* Written instruction *
Write out the material below again, unchanged.

Figure record listings:
══════════════════════════════
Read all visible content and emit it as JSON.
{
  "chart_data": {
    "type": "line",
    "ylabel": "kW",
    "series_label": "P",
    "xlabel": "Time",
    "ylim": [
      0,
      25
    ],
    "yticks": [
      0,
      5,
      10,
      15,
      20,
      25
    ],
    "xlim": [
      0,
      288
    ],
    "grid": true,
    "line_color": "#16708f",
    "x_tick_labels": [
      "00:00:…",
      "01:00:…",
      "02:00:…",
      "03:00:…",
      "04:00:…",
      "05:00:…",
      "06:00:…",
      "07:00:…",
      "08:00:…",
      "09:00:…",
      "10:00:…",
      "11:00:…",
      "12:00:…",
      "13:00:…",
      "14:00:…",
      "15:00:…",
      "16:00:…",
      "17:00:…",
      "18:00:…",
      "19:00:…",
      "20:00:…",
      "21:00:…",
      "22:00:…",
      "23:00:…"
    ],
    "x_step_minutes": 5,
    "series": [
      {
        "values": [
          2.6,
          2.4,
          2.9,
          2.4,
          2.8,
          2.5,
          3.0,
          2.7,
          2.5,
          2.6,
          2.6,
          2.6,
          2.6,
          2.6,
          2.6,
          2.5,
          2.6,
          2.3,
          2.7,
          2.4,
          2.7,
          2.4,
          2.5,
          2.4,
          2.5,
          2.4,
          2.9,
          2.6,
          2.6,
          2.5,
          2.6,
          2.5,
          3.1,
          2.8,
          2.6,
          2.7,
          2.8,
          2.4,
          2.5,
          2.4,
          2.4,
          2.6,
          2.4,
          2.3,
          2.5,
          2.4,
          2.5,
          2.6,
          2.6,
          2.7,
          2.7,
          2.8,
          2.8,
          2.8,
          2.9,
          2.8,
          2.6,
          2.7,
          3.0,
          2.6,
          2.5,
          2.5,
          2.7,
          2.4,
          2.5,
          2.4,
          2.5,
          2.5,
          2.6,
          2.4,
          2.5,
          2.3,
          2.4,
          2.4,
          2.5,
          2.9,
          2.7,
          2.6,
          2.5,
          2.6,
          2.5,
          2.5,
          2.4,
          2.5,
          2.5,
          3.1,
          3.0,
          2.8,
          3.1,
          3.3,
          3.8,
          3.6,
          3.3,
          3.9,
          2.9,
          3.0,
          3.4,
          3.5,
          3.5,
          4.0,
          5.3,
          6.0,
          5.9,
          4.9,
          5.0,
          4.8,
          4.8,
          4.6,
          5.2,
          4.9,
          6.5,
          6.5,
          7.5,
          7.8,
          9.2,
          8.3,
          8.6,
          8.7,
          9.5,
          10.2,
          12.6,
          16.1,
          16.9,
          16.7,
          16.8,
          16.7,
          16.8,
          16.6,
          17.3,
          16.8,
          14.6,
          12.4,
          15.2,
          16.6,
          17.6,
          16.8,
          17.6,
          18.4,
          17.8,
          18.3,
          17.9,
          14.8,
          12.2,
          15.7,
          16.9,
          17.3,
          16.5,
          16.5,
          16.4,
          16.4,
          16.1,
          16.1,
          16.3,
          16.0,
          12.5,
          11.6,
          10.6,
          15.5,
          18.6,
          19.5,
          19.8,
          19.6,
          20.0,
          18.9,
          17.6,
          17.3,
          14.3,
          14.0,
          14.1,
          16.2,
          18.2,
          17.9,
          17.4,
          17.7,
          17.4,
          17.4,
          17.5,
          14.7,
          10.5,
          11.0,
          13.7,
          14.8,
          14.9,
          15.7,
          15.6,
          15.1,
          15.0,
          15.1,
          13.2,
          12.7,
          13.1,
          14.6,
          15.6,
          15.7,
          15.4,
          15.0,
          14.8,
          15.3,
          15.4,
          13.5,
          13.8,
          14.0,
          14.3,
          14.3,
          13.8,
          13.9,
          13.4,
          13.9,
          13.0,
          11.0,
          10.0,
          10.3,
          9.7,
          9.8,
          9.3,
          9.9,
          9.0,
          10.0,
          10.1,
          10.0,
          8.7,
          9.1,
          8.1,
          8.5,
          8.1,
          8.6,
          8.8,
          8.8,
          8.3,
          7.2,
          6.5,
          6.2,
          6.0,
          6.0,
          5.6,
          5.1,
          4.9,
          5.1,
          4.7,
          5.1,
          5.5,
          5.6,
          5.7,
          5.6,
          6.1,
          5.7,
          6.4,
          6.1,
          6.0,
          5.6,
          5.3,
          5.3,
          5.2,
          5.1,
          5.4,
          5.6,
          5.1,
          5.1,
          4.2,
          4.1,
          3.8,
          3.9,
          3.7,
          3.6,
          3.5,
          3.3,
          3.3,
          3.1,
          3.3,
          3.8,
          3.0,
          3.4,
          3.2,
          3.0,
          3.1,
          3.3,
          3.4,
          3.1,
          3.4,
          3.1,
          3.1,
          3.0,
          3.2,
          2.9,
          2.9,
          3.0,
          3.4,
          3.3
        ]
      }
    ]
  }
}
══════════════════════════════
* Output below *
Read all visible content and emit it as JSON.
{
  "chart_data": {
    "type": "line",
    "ylabel": "kW",
    "series_label": "P",
    "xlabel": "Time",
    "ylim": [
      0,
      25
    ],
    "yticks": [
      0,
      5,
      10,
      15,
      20,
      25
    ],
    "xlim": [
      0,
      288
    ],
    "grid": true,
    "line_color": "#16708f",
    "x_tick_labels": [
      "00:00:…",
      "01:00:…",
      "02:00:…",
      "03:00:…",
      "04:00:…",
      "05:00:…",
      "06:00:…",
      "07:00:…",
      "08:00:…",
      "09:00:…",
      "10:00:…",
      "11:00:…",
      "12:00:…",
      "13:00:…",
      "14:00:…",
      "15:00:…",
      "16:00:…",
      "17:00:…",
      "18:00:…",
      "19:00:…",
      "20:00:…",
      "21:00:…",
      "22:00:…",
      "23:00:…"
    ],
    "x_step_minutes": 5,
    "series": [
      {
        "values": [
          2.6,
          2.4,
          2.9,
          2.4,
          2.8,
          2.5,
          3.0,
          2.7,
          2.5,
          2.6,
          2.6,
          2.6,
          2.6,
          2.6,
          2.6,
          2.5,
          2.6,
          2.3,
          2.7,
          2.4,
          2.7,
          2.4,
          2.5,
          2.4,
          2.5,
          2.4,
          2.9,
          2.6,
          2.6,
          2.5,
          2.6,
          2.5,
          3.1,
          2.8,
          2.6,
          2.7,
          2.8,
          2.4,
          2.5,
          2.4,
          2.4,
          2.6,
          2.4,
          2.3,
          2.5,
          2.4,
          2.5,
          2.6,
          2.6,
          2.7,
          2.7,
          2.8,
          2.8,
          2.8,
          2.9,
          2.8,
          2.6,
          2.7,
          3.0,
          2.6,
          2.5,
          2.5,
          2.7,
          2.4,
          2.5,
          2.4,
          2.5,
          2.5,
          2.6,
          2.4,
          2.5,
          2.3,
          2.4,
          2.4,
          2.5,
          2.9,
          2.7,
          2.6,
          2.5,
          2.6,
          2.5,
          2.5,
          2.4,
          2.5,
          2.5,
          3.1,
          3.0,
          2.8,
          3.1,
          3.3,
          3.8,
          3.6,
          3.3,
          3.9,
          2.9,
          3.0,
          3.4,
          3.5,
          3.5,
          4.0,
          5.3,
          6.0,
          5.9,
          4.9,
          5.0,
          4.8,
          4.8,
          4.6,
          5.2,
          4.9,
          6.5,
          6.5,
          7.5,
          7.8,
          9.2,
          8.3,
          8.6,
          8.7,
          9.5,
          10.2,
          12.6,
          16.1,
          16.9,
          16.7,
          16.8,
          16.7,
          16.8,
          16.6,
          17.3,
          16.8,
          14.6,
          12.4,
          15.2,
          16.6,
          17.6,
          16.8,
          17.6,
          18.4,
          17.8,
          18.3,
          17.9,
          14.8,
          12.2,
          15.7,
          16.9,
          17.3,
          16.5,
          16.5,
          16.4,
          16.4,
          16.1,
          16.1,
          16.3,
          16.0,
          12.5,
          11.6,
          10.6,
          15.5,
          18.6,
          19.5,
          19.8,
          19.6,
          20.0,
          18.9,
          17.6,
          17.3,
          14.3,
          14.0,
          14.1,
          16.2,
          18.2,
          17.9,
          17.4,
          17.7,
          17.4,
          17.4,
          17.5,
          14.7,
          10.5,
          11.0,
          13.7,
          14.8,
          14.9,
          15.7,
          15.6,
          15.1,
          15.0,
          15.1,
          13.2,
          12.7,
          13.1,
          14.6,
          15.6,
          15.7,
          15.4,
          15.0,
          14.8,
          15.3,
          15.4,
          13.5,
          13.8,
          14.0,
          14.3,
          14.3,
          13.8,
          13.9,
          13.4,
          13.9,
          13.0,
          11.0,
          10.0,
          10.3,
          9.7,
          9.8,
          9.3,
          9.9,
          9.0,
          10.0,
          10.1,
          10.0,
          8.7,
          9.1,
          8.1,
          8.5,
          8.1,
          8.6,
          8.8,
          8.8,
          8.3,
          7.2,
          6.5,
          6.2,
          6.0,
          6.0,
          5.6,
          5.1,
          4.9,
          5.1,
          4.7,
          5.1,
          5.5,
          5.6,
          5.7,
          5.6,
          6.1,
          5.7,
          6.4,
          6.1,
          6.0,
          5.6,
          5.3,
          5.3,
          5.2,
          5.1,
          5.4,
          5.6,
          5.1,
          5.1,
          4.2,
          4.1,
          3.8,
          3.9,
          3.7,
          3.6,
          3.5,
          3.3,
          3.3,
          3.1,
          3.3,
          3.8,
          3.0,
          3.4,
          3.2,
          3.0,
          3.1,
          3.3,
          3.4,
          3.1,
          3.4,
          3.1,
          3.1,
          3.0,
          3.2,
          2.9,
          2.9,
          3.0,
          3.4,
          3.3
        ]
      }
    ]
  }
}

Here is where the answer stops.